Dataset excerpts:
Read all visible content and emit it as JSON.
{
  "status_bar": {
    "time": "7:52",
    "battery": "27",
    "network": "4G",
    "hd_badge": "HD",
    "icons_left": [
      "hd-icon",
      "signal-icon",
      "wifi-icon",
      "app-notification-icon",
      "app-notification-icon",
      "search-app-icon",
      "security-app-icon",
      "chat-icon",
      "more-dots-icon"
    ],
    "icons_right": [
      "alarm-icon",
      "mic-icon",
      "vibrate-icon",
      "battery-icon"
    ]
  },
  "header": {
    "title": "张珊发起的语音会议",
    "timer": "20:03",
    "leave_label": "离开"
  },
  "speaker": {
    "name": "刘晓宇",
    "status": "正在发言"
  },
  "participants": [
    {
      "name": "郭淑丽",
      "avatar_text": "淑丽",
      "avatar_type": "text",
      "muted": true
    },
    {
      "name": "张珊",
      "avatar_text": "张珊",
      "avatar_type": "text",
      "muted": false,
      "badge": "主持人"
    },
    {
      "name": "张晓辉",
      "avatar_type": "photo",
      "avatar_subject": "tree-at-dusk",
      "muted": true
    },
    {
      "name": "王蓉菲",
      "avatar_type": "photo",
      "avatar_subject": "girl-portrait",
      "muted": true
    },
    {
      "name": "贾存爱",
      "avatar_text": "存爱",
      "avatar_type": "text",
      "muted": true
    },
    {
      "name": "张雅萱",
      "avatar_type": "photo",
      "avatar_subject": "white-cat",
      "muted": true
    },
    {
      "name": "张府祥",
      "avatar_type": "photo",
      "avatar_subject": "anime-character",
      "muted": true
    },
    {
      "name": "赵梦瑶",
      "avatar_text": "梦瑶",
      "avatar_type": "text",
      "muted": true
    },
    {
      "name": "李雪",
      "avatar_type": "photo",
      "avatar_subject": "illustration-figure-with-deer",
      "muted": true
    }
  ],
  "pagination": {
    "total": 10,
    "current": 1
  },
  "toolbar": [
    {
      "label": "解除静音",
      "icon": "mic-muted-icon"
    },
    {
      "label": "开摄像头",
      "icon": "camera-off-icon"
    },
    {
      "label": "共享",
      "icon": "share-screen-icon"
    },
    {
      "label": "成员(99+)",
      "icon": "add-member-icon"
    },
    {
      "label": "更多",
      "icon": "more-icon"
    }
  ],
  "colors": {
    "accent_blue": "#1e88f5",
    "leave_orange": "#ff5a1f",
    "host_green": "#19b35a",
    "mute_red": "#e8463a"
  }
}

Problem to solve:
Exactly reproduce every line found in the records.

Full answer:
Read all visible content and emit it as JSON.
{
  "status_bar": {
    "time": "7:52",
    "battery": "27",
    "network": "4G",
    "hd_badge": "HD",
    "icons_left": [
      "hd-icon",
      "signal-icon",
      "wifi-icon",
      "app-notification-icon",
      "app-notification-icon",
      "search-app-icon",
      "security-app-icon",
      "chat-icon",
      "more-dots-icon"
    ],
    "icons_right": [
      "alarm-icon",
      "mic-icon",
      "vibrate-icon",
      "battery-icon"
    ]
  },
  "header": {
    "title": "张珊发起的语音会议",
    "timer": "20:03",
    "leave_label": "离开"
  },
  "speaker": {
    "name": "刘晓宇",
    "status": "正在发言"
  },
  "participants": [
    {
      "name": "郭淑丽",
      "avatar_text": "淑丽",
      "avatar_type": "text",
      "muted": true
    },
    {
      "name": "张珊",
      "avatar_text": "张珊",
      "avatar_type": "text",
      "muted": false,
      "badge": "主持人"
    },
    {
      "name": "张晓辉",
      "avatar_type": "photo",
      "avatar_subject": "tree-at-dusk",
      "muted": true
    },
    {
      "name": "王蓉菲",
      "avatar_type": "photo",
      "avatar_subject": "girl-portrait",
      "muted": true
    },
    {
      "name": "贾存爱",
      "avatar_text": "存爱",
      "avatar_type": "text",
      "muted": true
    },
    {
      "name": "张雅萱",
      "avatar_type": "photo",
      "avatar_subject": "white-cat",
      "muted": true
    },
    {
      "name": "张府祥",
      "avatar_type": "photo",
      "avatar_subject": "anime-character",
      "muted": true
    },
    {
      "name": "赵梦瑶",
      "avatar_text": "梦瑶",
      "avatar_type": "text",
      "muted": true
    },
    {
      "name": "李雪",
      "avatar_type": "photo",
      "avatar_subject": "illustration-figure-with-deer",
      "muted": true
    }
  ],
  "pagination": {
    "total": 10,
    "current": 1
  },
  "toolbar": [
    {
      "label": "解除静音",
      "icon": "mic-muted-icon"
    },
    {
      "label": "开摄像头",
      "icon": "camera-off-icon"
    },
    {
      "label": "共享",
      "icon": "share-screen-icon"
    },
    {
      "label": "成员(99+)",
      "icon": "add-member-icon"
    },
    {
      "label": "更多",
      "icon": "more-icon"
    }
  ],
  "colors": {
    "accent_blue": "#1e88f5",
    "leave_orange": "#ff5a1f",
    "host_green": "#19b35a",
    "mute_red": "#e8463a"
  }
}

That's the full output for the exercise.